-- Start --

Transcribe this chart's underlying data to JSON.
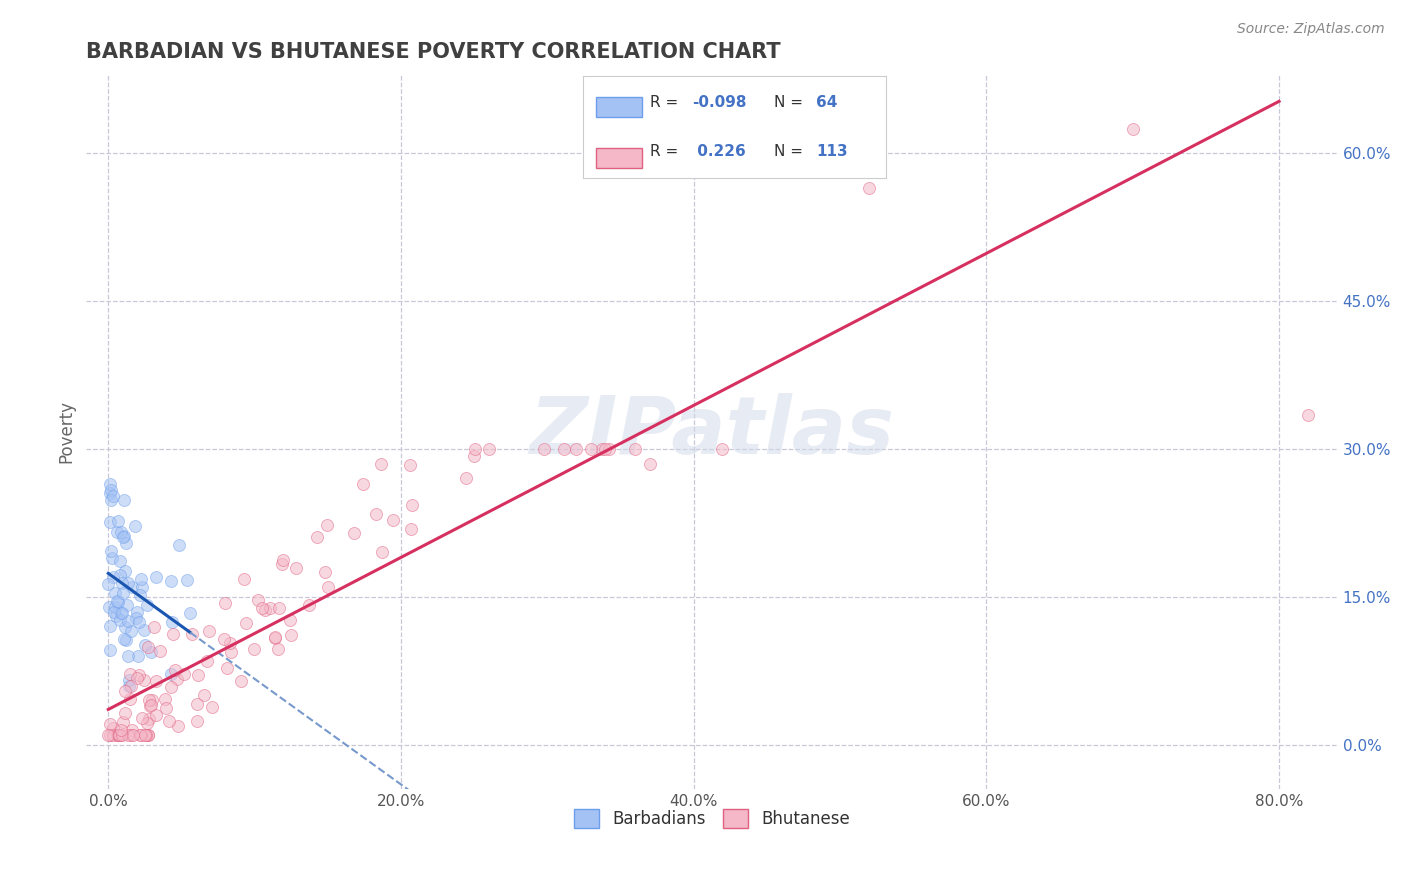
{
  "title": "BARBADIAN VS BHUTANESE POVERTY CORRELATION CHART",
  "source": "Source: ZipAtlas.com",
  "xlabel_vals": [
    0.0,
    0.2,
    0.4,
    0.6,
    0.8
  ],
  "ylabel_vals": [
    0.0,
    0.15,
    0.3,
    0.45,
    0.6
  ],
  "xlim": [
    -0.015,
    0.84
  ],
  "ylim": [
    -0.045,
    0.68
  ],
  "barbadian_R": -0.098,
  "barbadian_N": 64,
  "bhutanese_R": 0.226,
  "bhutanese_N": 113,
  "blue_color": "#a4c2f4",
  "blue_edge": "#6d9eeb",
  "pink_color": "#f4b8c8",
  "pink_edge": "#e06080",
  "blue_line_color": "#1a56b0",
  "pink_line_color": "#d63060",
  "blue_dash_color": "#7799cc",
  "legend_text_color": "#4472c4",
  "watermark": "ZIPatlas",
  "background_color": "#ffffff",
  "grid_color": "#c8c8d8",
  "title_color": "#404040",
  "ylabel": "Poverty",
  "marker_size": 75,
  "marker_alpha": 0.55
}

-- End --

### Your instructions
Set down the material exactly, every line of it, except for the pictures.

### Result of the exercise
Transcribe this chart's underlying data to JSON.
{
  "title": "BARBADIAN VS BHUTANESE POVERTY CORRELATION CHART",
  "source": "Source: ZipAtlas.com",
  "xlabel_vals": [
    0.0,
    0.2,
    0.4,
    0.6,
    0.8
  ],
  "ylabel_vals": [
    0.0,
    0.15,
    0.3,
    0.45,
    0.6
  ],
  "xlim": [
    -0.015,
    0.84
  ],
  "ylim": [
    -0.045,
    0.68
  ],
  "barbadian_R": -0.098,
  "barbadian_N": 64,
  "bhutanese_R": 0.226,
  "bhutanese_N": 113,
  "blue_color": "#a4c2f4",
  "blue_edge": "#6d9eeb",
  "pink_color": "#f4b8c8",
  "pink_edge": "#e06080",
  "blue_line_color": "#1a56b0",
  "pink_line_color": "#d63060",
  "blue_dash_color": "#7799cc",
  "legend_text_color": "#4472c4",
  "watermark": "ZIPatlas",
  "background_color": "#ffffff",
  "grid_color": "#c8c8d8",
  "title_color": "#404040",
  "ylabel": "Poverty",
  "marker_size": 75,
  "marker_alpha": 0.55
}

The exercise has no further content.